Requirement. Take each line containing "Sounding" and report it exactly as written.

::: Excerpted data :::

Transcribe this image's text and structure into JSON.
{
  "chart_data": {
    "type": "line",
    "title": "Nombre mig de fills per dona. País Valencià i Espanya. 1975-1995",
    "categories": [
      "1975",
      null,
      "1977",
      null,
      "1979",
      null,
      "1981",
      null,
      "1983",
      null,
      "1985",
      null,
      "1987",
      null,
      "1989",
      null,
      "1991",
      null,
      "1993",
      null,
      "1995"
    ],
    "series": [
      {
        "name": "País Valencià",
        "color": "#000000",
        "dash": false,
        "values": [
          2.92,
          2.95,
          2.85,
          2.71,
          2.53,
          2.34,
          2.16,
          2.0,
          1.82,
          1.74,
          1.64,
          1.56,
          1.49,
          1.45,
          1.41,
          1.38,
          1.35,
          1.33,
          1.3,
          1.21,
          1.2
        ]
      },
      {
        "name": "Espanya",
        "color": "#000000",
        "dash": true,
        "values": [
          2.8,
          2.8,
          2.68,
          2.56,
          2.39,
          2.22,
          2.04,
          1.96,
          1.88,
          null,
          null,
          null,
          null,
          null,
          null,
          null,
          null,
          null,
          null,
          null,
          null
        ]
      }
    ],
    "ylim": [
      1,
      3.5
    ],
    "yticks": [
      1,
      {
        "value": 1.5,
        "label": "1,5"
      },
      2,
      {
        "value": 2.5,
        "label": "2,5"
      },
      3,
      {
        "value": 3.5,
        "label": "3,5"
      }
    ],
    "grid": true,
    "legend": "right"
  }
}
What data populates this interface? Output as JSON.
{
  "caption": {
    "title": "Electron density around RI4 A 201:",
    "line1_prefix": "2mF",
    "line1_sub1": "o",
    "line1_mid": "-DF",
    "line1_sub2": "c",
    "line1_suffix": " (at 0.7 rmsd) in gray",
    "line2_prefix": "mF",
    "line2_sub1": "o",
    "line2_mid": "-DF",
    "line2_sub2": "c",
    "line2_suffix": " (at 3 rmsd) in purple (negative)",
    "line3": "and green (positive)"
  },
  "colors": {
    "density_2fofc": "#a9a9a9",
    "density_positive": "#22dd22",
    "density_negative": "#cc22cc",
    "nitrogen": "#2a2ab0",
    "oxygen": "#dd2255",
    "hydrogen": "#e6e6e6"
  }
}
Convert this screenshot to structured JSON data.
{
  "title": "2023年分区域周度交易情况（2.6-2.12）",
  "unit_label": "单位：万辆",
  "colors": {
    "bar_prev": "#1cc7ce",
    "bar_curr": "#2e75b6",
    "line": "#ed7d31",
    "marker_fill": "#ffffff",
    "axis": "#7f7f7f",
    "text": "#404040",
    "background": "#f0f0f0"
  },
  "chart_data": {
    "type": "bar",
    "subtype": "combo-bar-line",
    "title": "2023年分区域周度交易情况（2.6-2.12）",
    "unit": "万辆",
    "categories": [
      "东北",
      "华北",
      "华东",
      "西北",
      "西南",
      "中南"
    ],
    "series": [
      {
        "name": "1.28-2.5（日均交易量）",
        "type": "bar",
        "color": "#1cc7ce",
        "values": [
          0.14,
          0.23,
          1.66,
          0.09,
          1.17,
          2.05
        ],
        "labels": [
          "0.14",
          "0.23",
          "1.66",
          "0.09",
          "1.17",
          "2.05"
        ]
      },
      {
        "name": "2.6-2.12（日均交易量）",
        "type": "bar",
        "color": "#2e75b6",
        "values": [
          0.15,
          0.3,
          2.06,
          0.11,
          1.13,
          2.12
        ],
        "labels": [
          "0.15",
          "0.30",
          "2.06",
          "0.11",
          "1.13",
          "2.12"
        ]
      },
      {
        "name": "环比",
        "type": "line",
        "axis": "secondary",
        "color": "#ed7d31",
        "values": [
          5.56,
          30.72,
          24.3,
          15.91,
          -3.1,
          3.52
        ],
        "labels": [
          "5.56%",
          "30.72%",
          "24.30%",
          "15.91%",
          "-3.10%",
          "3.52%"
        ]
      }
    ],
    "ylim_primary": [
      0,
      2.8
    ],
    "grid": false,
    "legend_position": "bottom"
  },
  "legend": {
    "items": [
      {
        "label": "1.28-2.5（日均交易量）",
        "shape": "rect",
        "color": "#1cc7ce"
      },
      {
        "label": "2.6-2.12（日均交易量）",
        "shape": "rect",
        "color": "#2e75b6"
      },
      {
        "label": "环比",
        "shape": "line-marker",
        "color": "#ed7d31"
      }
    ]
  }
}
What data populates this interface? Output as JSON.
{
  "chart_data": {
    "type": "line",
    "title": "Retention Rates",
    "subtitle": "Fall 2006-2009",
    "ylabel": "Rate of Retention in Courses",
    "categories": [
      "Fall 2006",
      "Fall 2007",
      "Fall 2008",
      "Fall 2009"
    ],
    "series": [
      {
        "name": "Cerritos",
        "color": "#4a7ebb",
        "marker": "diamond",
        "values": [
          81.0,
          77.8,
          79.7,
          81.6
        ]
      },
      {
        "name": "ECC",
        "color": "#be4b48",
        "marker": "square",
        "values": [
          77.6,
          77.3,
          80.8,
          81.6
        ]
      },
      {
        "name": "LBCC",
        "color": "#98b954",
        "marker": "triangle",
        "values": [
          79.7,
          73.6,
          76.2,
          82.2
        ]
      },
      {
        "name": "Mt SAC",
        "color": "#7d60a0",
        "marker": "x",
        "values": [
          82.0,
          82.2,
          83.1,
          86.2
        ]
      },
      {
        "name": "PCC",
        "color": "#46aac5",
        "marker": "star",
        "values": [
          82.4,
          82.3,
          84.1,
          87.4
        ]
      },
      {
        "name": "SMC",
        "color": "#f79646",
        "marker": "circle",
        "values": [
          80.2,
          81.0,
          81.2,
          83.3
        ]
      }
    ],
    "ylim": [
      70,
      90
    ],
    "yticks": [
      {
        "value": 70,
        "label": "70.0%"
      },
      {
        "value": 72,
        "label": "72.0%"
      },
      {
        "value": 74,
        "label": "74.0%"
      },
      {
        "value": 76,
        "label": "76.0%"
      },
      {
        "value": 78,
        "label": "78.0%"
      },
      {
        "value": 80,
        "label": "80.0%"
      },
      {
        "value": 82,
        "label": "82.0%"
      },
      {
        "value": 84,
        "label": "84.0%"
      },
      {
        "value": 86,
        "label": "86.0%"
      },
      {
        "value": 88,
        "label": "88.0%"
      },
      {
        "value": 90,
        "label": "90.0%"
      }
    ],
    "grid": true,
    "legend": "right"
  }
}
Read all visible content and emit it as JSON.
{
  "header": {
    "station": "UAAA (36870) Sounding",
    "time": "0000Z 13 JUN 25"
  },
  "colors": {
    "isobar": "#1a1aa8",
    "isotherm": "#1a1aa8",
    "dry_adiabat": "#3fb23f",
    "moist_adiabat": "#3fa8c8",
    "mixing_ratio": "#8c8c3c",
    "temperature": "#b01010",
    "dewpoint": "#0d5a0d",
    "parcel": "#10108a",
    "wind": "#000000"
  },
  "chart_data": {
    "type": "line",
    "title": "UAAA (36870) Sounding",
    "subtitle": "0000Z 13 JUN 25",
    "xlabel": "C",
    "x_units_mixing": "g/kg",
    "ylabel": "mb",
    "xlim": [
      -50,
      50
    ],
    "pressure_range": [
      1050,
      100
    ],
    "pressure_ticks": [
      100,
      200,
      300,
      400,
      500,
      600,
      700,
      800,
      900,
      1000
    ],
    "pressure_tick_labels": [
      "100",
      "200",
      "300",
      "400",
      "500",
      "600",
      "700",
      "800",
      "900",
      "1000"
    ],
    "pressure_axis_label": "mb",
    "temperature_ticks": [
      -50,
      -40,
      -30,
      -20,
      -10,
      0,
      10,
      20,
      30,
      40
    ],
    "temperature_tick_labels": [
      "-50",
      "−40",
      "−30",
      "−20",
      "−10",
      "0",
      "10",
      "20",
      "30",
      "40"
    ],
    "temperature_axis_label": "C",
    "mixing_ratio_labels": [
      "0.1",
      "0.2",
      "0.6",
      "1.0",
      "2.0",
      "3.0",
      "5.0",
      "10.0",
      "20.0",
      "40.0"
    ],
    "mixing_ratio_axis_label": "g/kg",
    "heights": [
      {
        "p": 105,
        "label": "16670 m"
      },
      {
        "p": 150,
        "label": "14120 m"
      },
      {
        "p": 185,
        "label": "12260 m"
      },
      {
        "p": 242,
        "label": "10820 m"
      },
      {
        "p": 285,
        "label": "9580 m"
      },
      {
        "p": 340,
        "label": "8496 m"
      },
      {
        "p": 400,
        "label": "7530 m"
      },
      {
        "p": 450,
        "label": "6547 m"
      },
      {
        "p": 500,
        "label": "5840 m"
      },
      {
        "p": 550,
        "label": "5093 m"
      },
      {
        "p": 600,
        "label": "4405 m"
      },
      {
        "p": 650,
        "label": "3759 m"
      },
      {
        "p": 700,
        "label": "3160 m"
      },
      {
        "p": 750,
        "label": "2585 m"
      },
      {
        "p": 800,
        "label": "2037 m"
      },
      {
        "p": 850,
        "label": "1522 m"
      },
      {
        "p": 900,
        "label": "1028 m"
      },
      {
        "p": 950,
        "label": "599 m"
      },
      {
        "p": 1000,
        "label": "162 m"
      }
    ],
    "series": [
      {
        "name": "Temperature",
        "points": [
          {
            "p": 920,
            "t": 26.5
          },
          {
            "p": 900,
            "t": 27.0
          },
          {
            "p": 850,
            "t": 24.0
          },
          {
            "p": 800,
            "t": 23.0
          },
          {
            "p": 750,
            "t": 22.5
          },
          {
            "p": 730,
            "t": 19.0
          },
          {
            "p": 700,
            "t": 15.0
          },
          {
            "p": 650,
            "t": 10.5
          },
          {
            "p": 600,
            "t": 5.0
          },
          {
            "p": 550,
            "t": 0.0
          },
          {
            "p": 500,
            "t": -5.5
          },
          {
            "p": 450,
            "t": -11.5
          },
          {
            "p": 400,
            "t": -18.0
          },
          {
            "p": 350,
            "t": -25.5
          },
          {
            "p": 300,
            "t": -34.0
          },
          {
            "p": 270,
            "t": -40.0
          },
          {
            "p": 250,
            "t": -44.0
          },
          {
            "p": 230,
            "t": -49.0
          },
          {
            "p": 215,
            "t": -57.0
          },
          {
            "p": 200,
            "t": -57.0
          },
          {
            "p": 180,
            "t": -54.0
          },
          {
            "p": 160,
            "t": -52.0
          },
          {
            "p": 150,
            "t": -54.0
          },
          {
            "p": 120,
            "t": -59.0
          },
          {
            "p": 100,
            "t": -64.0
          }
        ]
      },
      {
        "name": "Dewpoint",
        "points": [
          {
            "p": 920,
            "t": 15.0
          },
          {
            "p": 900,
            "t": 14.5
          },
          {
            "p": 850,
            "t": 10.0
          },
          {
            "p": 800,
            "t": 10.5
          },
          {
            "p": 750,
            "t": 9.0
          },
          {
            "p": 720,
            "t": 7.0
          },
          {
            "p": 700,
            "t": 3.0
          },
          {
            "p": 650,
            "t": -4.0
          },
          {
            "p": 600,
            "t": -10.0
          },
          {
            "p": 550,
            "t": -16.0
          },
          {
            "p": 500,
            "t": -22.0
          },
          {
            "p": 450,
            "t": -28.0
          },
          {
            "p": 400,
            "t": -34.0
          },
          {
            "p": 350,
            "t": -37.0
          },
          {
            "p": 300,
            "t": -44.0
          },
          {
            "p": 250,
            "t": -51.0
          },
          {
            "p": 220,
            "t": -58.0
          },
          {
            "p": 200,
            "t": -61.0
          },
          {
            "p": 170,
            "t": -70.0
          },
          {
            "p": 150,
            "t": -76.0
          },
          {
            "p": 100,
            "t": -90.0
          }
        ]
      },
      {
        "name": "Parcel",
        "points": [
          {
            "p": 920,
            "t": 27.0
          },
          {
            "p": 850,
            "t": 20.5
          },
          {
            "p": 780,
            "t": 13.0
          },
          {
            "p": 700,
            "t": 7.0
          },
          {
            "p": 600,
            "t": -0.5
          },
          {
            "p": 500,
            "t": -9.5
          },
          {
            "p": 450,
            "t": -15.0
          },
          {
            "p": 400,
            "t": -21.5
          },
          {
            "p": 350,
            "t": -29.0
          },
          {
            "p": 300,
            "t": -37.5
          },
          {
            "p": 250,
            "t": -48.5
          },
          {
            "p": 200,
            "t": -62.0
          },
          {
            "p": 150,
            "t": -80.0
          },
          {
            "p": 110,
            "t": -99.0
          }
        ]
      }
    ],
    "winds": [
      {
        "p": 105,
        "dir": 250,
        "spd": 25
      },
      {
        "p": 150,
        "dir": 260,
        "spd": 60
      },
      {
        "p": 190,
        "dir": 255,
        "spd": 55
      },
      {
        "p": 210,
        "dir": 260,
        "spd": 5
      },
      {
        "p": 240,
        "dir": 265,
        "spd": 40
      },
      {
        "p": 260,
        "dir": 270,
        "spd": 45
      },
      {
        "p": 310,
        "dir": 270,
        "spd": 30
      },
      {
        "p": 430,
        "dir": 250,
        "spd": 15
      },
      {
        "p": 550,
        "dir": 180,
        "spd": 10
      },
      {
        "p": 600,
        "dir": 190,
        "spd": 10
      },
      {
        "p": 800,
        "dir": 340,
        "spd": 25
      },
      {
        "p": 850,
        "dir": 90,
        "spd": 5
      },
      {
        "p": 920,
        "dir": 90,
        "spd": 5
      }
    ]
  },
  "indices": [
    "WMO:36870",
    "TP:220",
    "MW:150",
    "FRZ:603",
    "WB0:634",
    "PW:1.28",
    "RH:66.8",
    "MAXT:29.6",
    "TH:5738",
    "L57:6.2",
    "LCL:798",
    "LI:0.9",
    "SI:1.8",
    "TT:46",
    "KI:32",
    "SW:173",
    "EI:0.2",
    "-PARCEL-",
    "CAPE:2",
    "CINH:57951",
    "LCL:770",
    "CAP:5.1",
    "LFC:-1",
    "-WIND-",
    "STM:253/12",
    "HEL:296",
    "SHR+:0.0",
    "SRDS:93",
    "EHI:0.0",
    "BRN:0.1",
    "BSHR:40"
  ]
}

:::

Task answer.
    "station": "UAAA (36870) Sounding",
    "title": "UAAA (36870) Sounding",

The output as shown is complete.